(TO BE DONE): Please copy out, unchanged, the rows from the one containing "Patent image size: (1353, 536)." up to and including the one containing "The second end", and nothing else.

(TASK DATA):
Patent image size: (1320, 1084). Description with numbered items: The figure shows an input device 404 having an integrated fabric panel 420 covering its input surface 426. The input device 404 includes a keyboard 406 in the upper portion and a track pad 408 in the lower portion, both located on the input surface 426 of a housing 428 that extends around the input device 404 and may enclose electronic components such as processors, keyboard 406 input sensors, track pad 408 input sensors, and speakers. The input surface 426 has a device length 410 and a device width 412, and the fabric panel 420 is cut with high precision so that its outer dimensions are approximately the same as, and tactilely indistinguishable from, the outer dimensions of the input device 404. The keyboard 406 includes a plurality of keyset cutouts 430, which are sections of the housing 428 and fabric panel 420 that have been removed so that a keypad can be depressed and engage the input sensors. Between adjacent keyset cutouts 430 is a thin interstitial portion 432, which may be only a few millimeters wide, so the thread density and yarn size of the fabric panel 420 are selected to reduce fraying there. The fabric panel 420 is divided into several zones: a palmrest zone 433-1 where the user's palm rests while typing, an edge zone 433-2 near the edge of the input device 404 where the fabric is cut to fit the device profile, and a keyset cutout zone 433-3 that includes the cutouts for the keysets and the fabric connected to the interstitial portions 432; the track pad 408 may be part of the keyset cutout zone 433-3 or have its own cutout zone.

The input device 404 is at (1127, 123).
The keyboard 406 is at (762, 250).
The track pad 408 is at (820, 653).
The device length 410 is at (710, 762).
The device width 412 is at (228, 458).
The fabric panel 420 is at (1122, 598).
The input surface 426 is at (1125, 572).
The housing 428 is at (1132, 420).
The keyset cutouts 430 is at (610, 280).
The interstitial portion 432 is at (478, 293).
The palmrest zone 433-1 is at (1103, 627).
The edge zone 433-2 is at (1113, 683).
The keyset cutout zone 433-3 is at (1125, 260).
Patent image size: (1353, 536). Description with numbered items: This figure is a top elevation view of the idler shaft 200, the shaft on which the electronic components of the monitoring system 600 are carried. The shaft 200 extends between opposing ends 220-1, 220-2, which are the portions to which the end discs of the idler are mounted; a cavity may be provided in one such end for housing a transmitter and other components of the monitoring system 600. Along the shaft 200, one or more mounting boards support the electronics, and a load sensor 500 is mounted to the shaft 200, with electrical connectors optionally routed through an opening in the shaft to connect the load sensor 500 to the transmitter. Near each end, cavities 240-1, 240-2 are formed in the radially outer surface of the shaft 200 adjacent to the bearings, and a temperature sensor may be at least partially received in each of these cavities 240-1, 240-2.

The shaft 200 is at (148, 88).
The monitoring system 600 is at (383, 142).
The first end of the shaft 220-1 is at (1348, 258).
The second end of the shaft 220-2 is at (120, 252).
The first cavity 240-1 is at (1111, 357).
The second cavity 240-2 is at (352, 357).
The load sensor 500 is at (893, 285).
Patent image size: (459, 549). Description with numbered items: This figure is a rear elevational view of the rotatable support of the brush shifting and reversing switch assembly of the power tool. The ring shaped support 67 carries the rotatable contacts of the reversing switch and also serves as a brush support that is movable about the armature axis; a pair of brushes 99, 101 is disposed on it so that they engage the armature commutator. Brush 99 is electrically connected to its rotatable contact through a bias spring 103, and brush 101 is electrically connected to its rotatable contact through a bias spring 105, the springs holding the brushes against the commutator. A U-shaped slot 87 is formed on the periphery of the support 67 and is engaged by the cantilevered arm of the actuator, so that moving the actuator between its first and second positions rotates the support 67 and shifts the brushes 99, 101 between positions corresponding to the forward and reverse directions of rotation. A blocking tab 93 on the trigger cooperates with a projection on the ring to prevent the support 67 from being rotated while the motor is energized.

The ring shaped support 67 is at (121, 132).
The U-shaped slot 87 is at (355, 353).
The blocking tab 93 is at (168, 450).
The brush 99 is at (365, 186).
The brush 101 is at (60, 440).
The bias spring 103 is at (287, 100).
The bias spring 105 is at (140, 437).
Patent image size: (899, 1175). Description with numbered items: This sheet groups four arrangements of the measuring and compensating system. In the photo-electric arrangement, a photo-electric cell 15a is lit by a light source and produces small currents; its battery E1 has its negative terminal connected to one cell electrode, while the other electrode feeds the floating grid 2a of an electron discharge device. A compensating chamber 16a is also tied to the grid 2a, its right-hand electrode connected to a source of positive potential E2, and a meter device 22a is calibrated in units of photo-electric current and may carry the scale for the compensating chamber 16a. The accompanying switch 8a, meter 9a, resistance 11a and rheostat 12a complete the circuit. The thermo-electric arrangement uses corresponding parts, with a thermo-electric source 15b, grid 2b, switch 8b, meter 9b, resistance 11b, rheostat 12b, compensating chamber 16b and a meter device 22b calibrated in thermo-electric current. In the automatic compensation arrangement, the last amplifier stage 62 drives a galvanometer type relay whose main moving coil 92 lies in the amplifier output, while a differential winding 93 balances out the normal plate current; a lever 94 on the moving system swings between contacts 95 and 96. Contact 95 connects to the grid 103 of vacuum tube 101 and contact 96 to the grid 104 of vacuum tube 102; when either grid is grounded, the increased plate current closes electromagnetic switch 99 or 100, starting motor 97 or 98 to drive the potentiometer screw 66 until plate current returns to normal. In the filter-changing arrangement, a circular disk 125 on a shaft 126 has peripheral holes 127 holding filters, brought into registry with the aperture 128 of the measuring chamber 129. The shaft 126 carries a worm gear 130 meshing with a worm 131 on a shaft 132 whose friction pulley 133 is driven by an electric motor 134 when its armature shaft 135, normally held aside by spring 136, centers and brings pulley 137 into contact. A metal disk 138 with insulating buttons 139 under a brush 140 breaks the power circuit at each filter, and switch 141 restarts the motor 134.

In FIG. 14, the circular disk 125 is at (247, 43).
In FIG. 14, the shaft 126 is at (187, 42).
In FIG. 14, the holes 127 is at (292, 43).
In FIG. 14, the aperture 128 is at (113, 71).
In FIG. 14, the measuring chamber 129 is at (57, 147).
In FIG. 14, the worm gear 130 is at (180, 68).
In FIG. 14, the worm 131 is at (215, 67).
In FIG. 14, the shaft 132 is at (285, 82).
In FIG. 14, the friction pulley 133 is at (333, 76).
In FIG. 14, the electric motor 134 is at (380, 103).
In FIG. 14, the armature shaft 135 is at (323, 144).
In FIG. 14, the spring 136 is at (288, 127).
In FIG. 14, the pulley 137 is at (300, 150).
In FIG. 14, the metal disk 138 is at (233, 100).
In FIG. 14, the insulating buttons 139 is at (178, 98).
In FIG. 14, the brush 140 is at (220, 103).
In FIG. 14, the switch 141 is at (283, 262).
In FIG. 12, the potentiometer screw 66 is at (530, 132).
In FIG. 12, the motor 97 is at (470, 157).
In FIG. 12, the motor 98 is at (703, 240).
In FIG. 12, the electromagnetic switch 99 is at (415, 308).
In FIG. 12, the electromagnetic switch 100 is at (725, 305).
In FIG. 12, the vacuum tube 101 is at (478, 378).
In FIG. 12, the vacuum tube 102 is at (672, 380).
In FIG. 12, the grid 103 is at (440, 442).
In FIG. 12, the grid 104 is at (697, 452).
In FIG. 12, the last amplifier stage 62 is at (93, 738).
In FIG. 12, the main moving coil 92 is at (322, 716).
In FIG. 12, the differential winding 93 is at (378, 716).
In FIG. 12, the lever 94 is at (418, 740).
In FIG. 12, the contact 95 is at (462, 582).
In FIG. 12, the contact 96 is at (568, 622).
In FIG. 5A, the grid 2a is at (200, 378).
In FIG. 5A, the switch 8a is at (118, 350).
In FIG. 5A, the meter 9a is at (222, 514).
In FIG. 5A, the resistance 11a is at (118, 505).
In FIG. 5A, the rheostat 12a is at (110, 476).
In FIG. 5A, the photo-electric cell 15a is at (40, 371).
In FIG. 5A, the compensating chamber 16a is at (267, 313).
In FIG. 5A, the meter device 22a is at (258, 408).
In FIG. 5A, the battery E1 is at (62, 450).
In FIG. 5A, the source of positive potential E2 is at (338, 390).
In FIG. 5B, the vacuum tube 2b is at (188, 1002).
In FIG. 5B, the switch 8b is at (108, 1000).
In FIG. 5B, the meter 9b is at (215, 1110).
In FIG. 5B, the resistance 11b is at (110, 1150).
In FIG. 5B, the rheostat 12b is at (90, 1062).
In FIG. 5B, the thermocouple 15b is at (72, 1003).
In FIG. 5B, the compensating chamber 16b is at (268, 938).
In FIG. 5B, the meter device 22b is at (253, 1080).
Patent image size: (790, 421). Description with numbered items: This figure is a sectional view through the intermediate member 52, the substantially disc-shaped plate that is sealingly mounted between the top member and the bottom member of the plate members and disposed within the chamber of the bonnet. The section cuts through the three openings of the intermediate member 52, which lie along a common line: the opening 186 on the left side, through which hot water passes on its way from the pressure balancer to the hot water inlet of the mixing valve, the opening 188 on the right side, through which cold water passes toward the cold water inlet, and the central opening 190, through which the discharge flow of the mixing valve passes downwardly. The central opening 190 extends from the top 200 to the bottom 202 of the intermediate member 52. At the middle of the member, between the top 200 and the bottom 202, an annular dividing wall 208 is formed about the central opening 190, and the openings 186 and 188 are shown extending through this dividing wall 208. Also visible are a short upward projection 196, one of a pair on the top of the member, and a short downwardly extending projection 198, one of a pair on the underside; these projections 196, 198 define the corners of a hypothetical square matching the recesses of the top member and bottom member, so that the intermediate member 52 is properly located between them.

(WORKED ANSWER):
Patent image size: (1353, 536). Description with numbered items: This figure is a top elevation view of the idler shaft 200, the shaft on which the electronic components of the monitoring system 600 are carried. The shaft 200 extends between opposing ends 220-1, 220-2, which are the portions to which the end discs of the idler are mounted; a cavity may be provided in one such end for housing a transmitter and other components of the monitoring system 600. Along the shaft 200, one or more mounting boards support the electronics, and a load sensor 500 is mounted to the shaft 200, with electrical connectors optionally routed through an opening in the shaft to connect the load sensor 500 to the transmitter. Near each end, cavities 240-1, 240-2 are formed in the radially outer surface of the shaft 200 adjacent to the bearings, and a temperature sensor may be at least partially received in each of these cavities 240-1, 240-2.

The shaft 200 is at (148, 88).
The monitoring system 600 is at (383, 142).
The first end of the shaft 220-1 is at (1348, 258).
The second end of the shaft 220-2 is at (120, 252).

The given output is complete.